--- The problem ---
In the listing below, identify each line with the word "Years" and return those lines.

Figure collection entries

======

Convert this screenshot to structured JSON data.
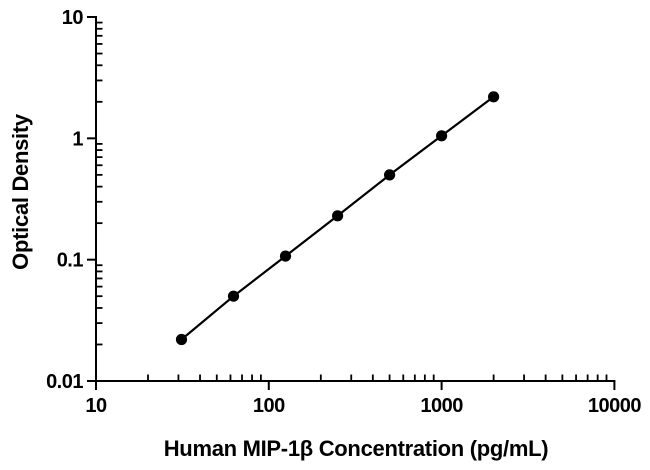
{
  "figure": {
    "background_color": "#ffffff",
    "foreground_color": "#000000"
  },
  "chart_data": {
    "type": "scatter",
    "title": "",
    "xlabel": "Human MIP-1β Concentration (pg/mL)",
    "ylabel": "Optical Density",
    "x_scale": "log",
    "y_scale": "log",
    "xlim": [
      10,
      10000
    ],
    "ylim": [
      0.01,
      10
    ],
    "x_tick_values": [
      10,
      100,
      1000,
      10000
    ],
    "x_tick_labels": [
      "10",
      "100",
      "1000",
      "10000"
    ],
    "y_tick_values": [
      0.01,
      0.1,
      1,
      10
    ],
    "y_tick_labels": [
      "0.01",
      "0.1",
      "1",
      "10"
    ],
    "grid": false,
    "legend": null,
    "marker": "filled-circle",
    "line_style": "solid",
    "series": [
      {
        "name": "standard-curve",
        "x": [
          31.25,
          62.5,
          125,
          250,
          500,
          1000,
          2000
        ],
        "y": [
          0.022,
          0.05,
          0.107,
          0.23,
          0.5,
          1.05,
          2.2
        ]
      }
    ]
  }
}
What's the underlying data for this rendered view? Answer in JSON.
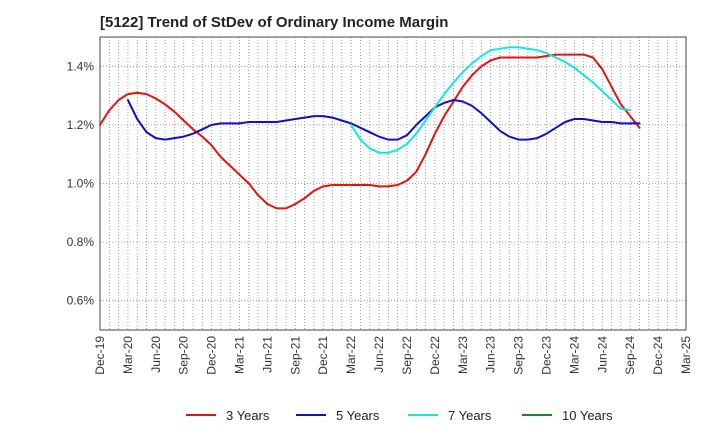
{
  "title": "[5122]  Trend of StDev of Ordinary Income Margin",
  "chart_data": {
    "type": "line",
    "title": "[5122]  Trend of StDev of Ordinary Income Margin",
    "xlabel": "",
    "ylabel": "",
    "x_tick_labels": [
      "Dec-19",
      "Mar-20",
      "Jun-20",
      "Sep-20",
      "Dec-20",
      "Mar-21",
      "Jun-21",
      "Sep-21",
      "Dec-21",
      "Mar-22",
      "Jun-22",
      "Sep-22",
      "Dec-22",
      "Mar-23",
      "Jun-23",
      "Sep-23",
      "Dec-23",
      "Mar-24",
      "Jun-24",
      "Sep-24",
      "Dec-24",
      "Mar-25"
    ],
    "y_tick_labels": [
      "0.6%",
      "0.8%",
      "1.0%",
      "1.2%",
      "1.4%"
    ],
    "y_ticks": [
      0.6,
      0.8,
      1.0,
      1.2,
      1.4
    ],
    "ylim": [
      0.5,
      1.5
    ],
    "grid": true,
    "legend_position": "bottom",
    "series": [
      {
        "name": "3 Years",
        "color": "#e8120c",
        "points": [
          [
            0,
            1.2
          ],
          [
            1,
            1.25
          ],
          [
            2,
            1.285
          ],
          [
            3,
            1.305
          ],
          [
            4,
            1.31
          ],
          [
            5,
            1.305
          ],
          [
            6,
            1.29
          ],
          [
            7,
            1.27
          ],
          [
            8,
            1.245
          ],
          [
            9,
            1.215
          ],
          [
            10,
            1.185
          ],
          [
            11,
            1.16
          ],
          [
            12,
            1.13
          ],
          [
            13,
            1.09
          ],
          [
            14,
            1.06
          ],
          [
            15,
            1.03
          ],
          [
            16,
            1.0
          ],
          [
            17,
            0.96
          ],
          [
            18,
            0.93
          ],
          [
            19,
            0.915
          ],
          [
            20,
            0.915
          ],
          [
            21,
            0.93
          ],
          [
            22,
            0.95
          ],
          [
            23,
            0.975
          ],
          [
            24,
            0.99
          ],
          [
            25,
            0.995
          ],
          [
            26,
            0.995
          ],
          [
            27,
            0.995
          ],
          [
            28,
            0.995
          ],
          [
            29,
            0.995
          ],
          [
            30,
            0.99
          ],
          [
            31,
            0.99
          ],
          [
            32,
            0.995
          ],
          [
            33,
            1.01
          ],
          [
            34,
            1.04
          ],
          [
            35,
            1.1
          ],
          [
            36,
            1.17
          ],
          [
            37,
            1.23
          ],
          [
            38,
            1.28
          ],
          [
            39,
            1.33
          ],
          [
            40,
            1.37
          ],
          [
            41,
            1.4
          ],
          [
            42,
            1.42
          ],
          [
            43,
            1.43
          ],
          [
            44,
            1.43
          ],
          [
            45,
            1.43
          ],
          [
            46,
            1.43
          ],
          [
            47,
            1.43
          ],
          [
            48,
            1.435
          ],
          [
            49,
            1.44
          ],
          [
            50,
            1.44
          ],
          [
            51,
            1.44
          ],
          [
            52,
            1.44
          ],
          [
            53,
            1.43
          ],
          [
            54,
            1.39
          ],
          [
            55,
            1.33
          ],
          [
            56,
            1.27
          ],
          [
            57,
            1.23
          ],
          [
            58,
            1.19
          ]
        ]
      },
      {
        "name": "5 Years",
        "color": "#1010cc",
        "points": [
          [
            3,
            1.285
          ],
          [
            4,
            1.22
          ],
          [
            5,
            1.175
          ],
          [
            6,
            1.155
          ],
          [
            7,
            1.15
          ],
          [
            8,
            1.155
          ],
          [
            9,
            1.16
          ],
          [
            10,
            1.17
          ],
          [
            11,
            1.185
          ],
          [
            12,
            1.2
          ],
          [
            13,
            1.205
          ],
          [
            14,
            1.205
          ],
          [
            15,
            1.205
          ],
          [
            16,
            1.21
          ],
          [
            17,
            1.21
          ],
          [
            18,
            1.21
          ],
          [
            19,
            1.21
          ],
          [
            20,
            1.215
          ],
          [
            21,
            1.22
          ],
          [
            22,
            1.225
          ],
          [
            23,
            1.23
          ],
          [
            24,
            1.23
          ],
          [
            25,
            1.225
          ],
          [
            26,
            1.215
          ],
          [
            27,
            1.205
          ],
          [
            28,
            1.19
          ],
          [
            29,
            1.175
          ],
          [
            30,
            1.16
          ],
          [
            31,
            1.15
          ],
          [
            32,
            1.15
          ],
          [
            33,
            1.165
          ],
          [
            34,
            1.2
          ],
          [
            35,
            1.23
          ],
          [
            36,
            1.26
          ],
          [
            37,
            1.275
          ],
          [
            38,
            1.285
          ],
          [
            39,
            1.28
          ],
          [
            40,
            1.265
          ],
          [
            41,
            1.24
          ],
          [
            42,
            1.21
          ],
          [
            43,
            1.18
          ],
          [
            44,
            1.16
          ],
          [
            45,
            1.15
          ],
          [
            46,
            1.15
          ],
          [
            47,
            1.155
          ],
          [
            48,
            1.17
          ],
          [
            49,
            1.19
          ],
          [
            50,
            1.21
          ],
          [
            51,
            1.22
          ],
          [
            52,
            1.22
          ],
          [
            53,
            1.215
          ],
          [
            54,
            1.21
          ],
          [
            55,
            1.21
          ],
          [
            56,
            1.205
          ],
          [
            57,
            1.205
          ],
          [
            58,
            1.205
          ]
        ]
      },
      {
        "name": "7 Years",
        "color": "#10e8e8",
        "points": [
          [
            27,
            1.2
          ],
          [
            28,
            1.15
          ],
          [
            29,
            1.12
          ],
          [
            30,
            1.105
          ],
          [
            31,
            1.105
          ],
          [
            32,
            1.115
          ],
          [
            33,
            1.135
          ],
          [
            34,
            1.17
          ],
          [
            35,
            1.215
          ],
          [
            36,
            1.26
          ],
          [
            37,
            1.305
          ],
          [
            38,
            1.345
          ],
          [
            39,
            1.38
          ],
          [
            40,
            1.41
          ],
          [
            41,
            1.435
          ],
          [
            42,
            1.455
          ],
          [
            43,
            1.46
          ],
          [
            44,
            1.465
          ],
          [
            45,
            1.465
          ],
          [
            46,
            1.46
          ],
          [
            47,
            1.455
          ],
          [
            48,
            1.445
          ],
          [
            49,
            1.43
          ],
          [
            50,
            1.415
          ],
          [
            51,
            1.395
          ],
          [
            52,
            1.37
          ],
          [
            53,
            1.345
          ],
          [
            54,
            1.315
          ],
          [
            55,
            1.285
          ],
          [
            56,
            1.255
          ],
          [
            57,
            1.25
          ]
        ]
      },
      {
        "name": "10 Years",
        "color": "#1a8a1a",
        "points": []
      }
    ]
  }
}
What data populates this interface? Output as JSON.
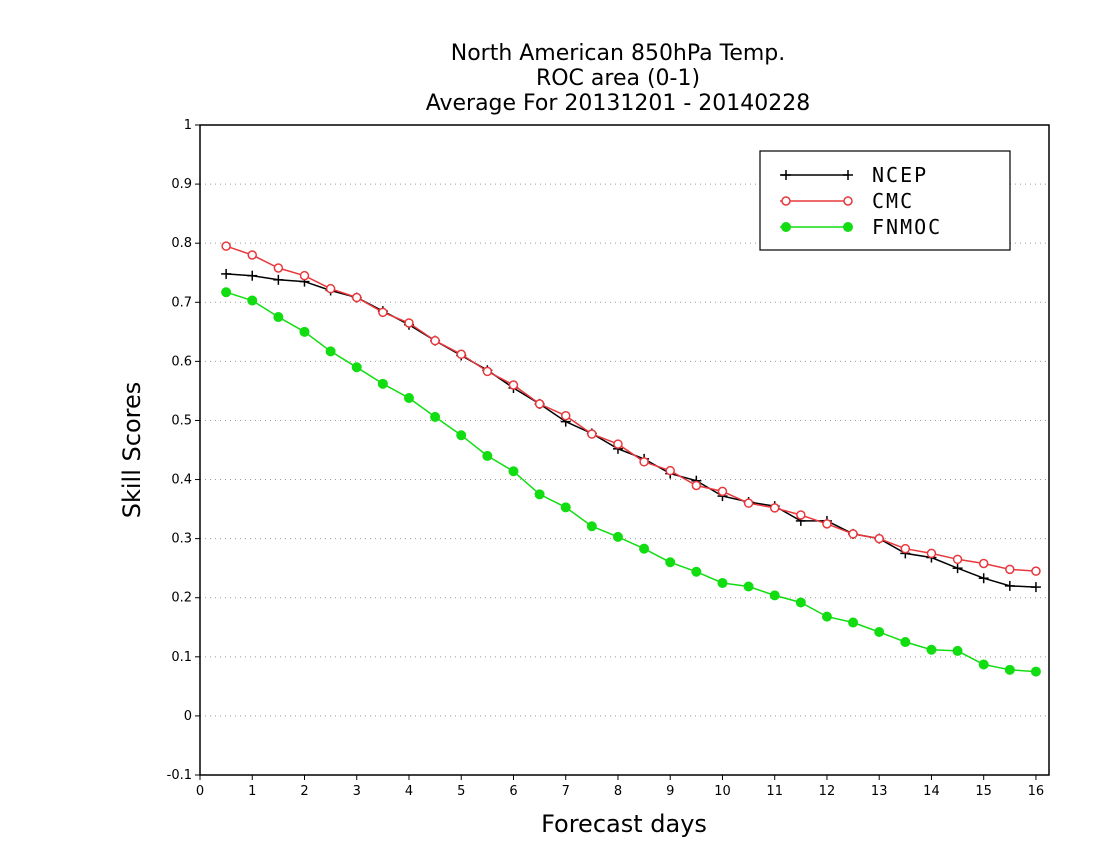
{
  "chart_data": {
    "type": "line",
    "title": [
      "North American 850hPa Temp.",
      "ROC area (0-1)",
      "Average For 20131201 - 20140228"
    ],
    "xlabel": "Forecast days",
    "ylabel": "Skill Scores",
    "xlim": [
      0,
      16.25
    ],
    "ylim": [
      -0.1,
      1
    ],
    "x_ticks": [
      "0",
      "1",
      "2",
      "3",
      "4",
      "5",
      "6",
      "7",
      "8",
      "9",
      "10",
      "11",
      "12",
      "13",
      "14",
      "15",
      "16"
    ],
    "y_ticks": [
      "-0.1",
      "0",
      "0.1",
      "0.2",
      "0.3",
      "0.4",
      "0.5",
      "0.6",
      "0.7",
      "0.8",
      "0.9",
      "1"
    ],
    "grid": "horizontal dotted",
    "legend_position": "top-right",
    "x": [
      0.5,
      1,
      1.5,
      2,
      2.5,
      3,
      3.5,
      4,
      4.5,
      5,
      5.5,
      6,
      6.5,
      7,
      7.5,
      8,
      8.5,
      9,
      9.5,
      10,
      10.5,
      11,
      11.5,
      12,
      12.5,
      13,
      13.5,
      14,
      14.5,
      15,
      15.5,
      16
    ],
    "series": [
      {
        "name": "NCEP",
        "color": "#000000",
        "marker": "plus",
        "values": [
          0.748,
          0.745,
          0.738,
          0.735,
          0.72,
          0.708,
          0.685,
          0.662,
          0.635,
          0.61,
          0.585,
          0.555,
          0.528,
          0.498,
          0.478,
          0.452,
          0.435,
          0.41,
          0.398,
          0.372,
          0.362,
          0.355,
          0.33,
          0.33,
          0.308,
          0.3,
          0.275,
          0.268,
          0.25,
          0.233,
          0.22,
          0.218
        ]
      },
      {
        "name": "CMC",
        "color": "#e8383d",
        "marker": "open-circle",
        "values": [
          0.795,
          0.78,
          0.758,
          0.745,
          0.723,
          0.708,
          0.683,
          0.665,
          0.635,
          0.612,
          0.583,
          0.56,
          0.528,
          0.508,
          0.477,
          0.46,
          0.43,
          0.415,
          0.39,
          0.38,
          0.36,
          0.352,
          0.34,
          0.325,
          0.308,
          0.3,
          0.283,
          0.275,
          0.265,
          0.258,
          0.248,
          0.245
        ]
      },
      {
        "name": "FNMOC",
        "color": "#11dd11",
        "marker": "filled-circle",
        "values": [
          0.717,
          0.703,
          0.675,
          0.65,
          0.617,
          0.59,
          0.562,
          0.538,
          0.506,
          0.475,
          0.44,
          0.414,
          0.375,
          0.353,
          0.321,
          0.303,
          0.283,
          0.26,
          0.244,
          0.225,
          0.219,
          0.204,
          0.192,
          0.168,
          0.158,
          0.142,
          0.125,
          0.112,
          0.11,
          0.087,
          0.078,
          0.075
        ]
      }
    ]
  }
}
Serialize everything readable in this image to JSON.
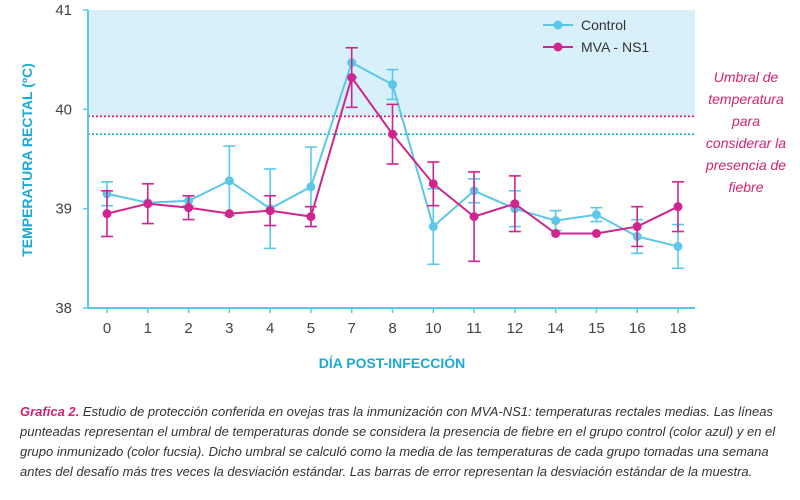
{
  "chart_data": {
    "type": "line",
    "categories": [
      "0",
      "1",
      "2",
      "3",
      "4",
      "5",
      "7",
      "8",
      "10",
      "11",
      "12",
      "14",
      "15",
      "16",
      "18"
    ],
    "series": [
      {
        "name": "Control",
        "color": "#5bc8e8",
        "values": [
          39.15,
          39.06,
          39.08,
          39.28,
          39.0,
          39.22,
          40.47,
          40.25,
          38.82,
          39.18,
          39.0,
          38.88,
          38.94,
          38.72,
          38.62
        ],
        "error": [
          0.12,
          0.0,
          0.05,
          0.35,
          0.4,
          0.4,
          0.15,
          0.15,
          0.38,
          0.12,
          0.18,
          0.1,
          0.07,
          0.17,
          0.22
        ]
      },
      {
        "name": "MVA - NS1",
        "color": "#d0248e",
        "values": [
          38.95,
          39.05,
          39.01,
          38.95,
          38.98,
          38.92,
          40.32,
          39.75,
          39.25,
          38.92,
          39.05,
          38.75,
          38.75,
          38.82,
          39.02
        ],
        "error": [
          0.23,
          0.2,
          0.12,
          0.0,
          0.15,
          0.1,
          0.3,
          0.3,
          0.22,
          0.45,
          0.28,
          0.0,
          0.0,
          0.2,
          0.25
        ]
      }
    ],
    "thresholds": {
      "control": 39.75,
      "mva": 39.93
    },
    "ylim": [
      38,
      41
    ],
    "yticks": [
      "38",
      "39",
      "40",
      "41"
    ],
    "xlabel": "DÍA POST-INFECCIÓN",
    "ylabel": "TEMPERATURA RECTAL (ºC)",
    "legend_position": "top-right",
    "colors": {
      "fever_zone": "#d7f0f9",
      "axis": "#5bc8e8",
      "control_threshold": "#1aa9d8",
      "mva_threshold": "#c41c72"
    }
  },
  "annotation": "Umbral de temperatura para considerar la presencia de fiebre",
  "caption": {
    "lead": "Grafica 2.",
    "text": " Estudio de protección conferida en ovejas tras la inmunización con MVA-NS1: temperaturas rectales medias. Las líneas punteadas representan el umbral de temperaturas donde se considera la presencia de fiebre en el grupo control (color azul) y en el grupo inmunizado (color fucsia). Dicho umbral se calculó como la media de las temperaturas de cada grupo tomadas una semana antes del desafío más tres veces la desviación estándar. Las barras de error representan la desviación estándar de la muestra."
  }
}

======

--- Response to the exercise ---
        "name": "3 Years",
        "name": "5 Years",
        "name": "7 Years",
        "name": "10 Years",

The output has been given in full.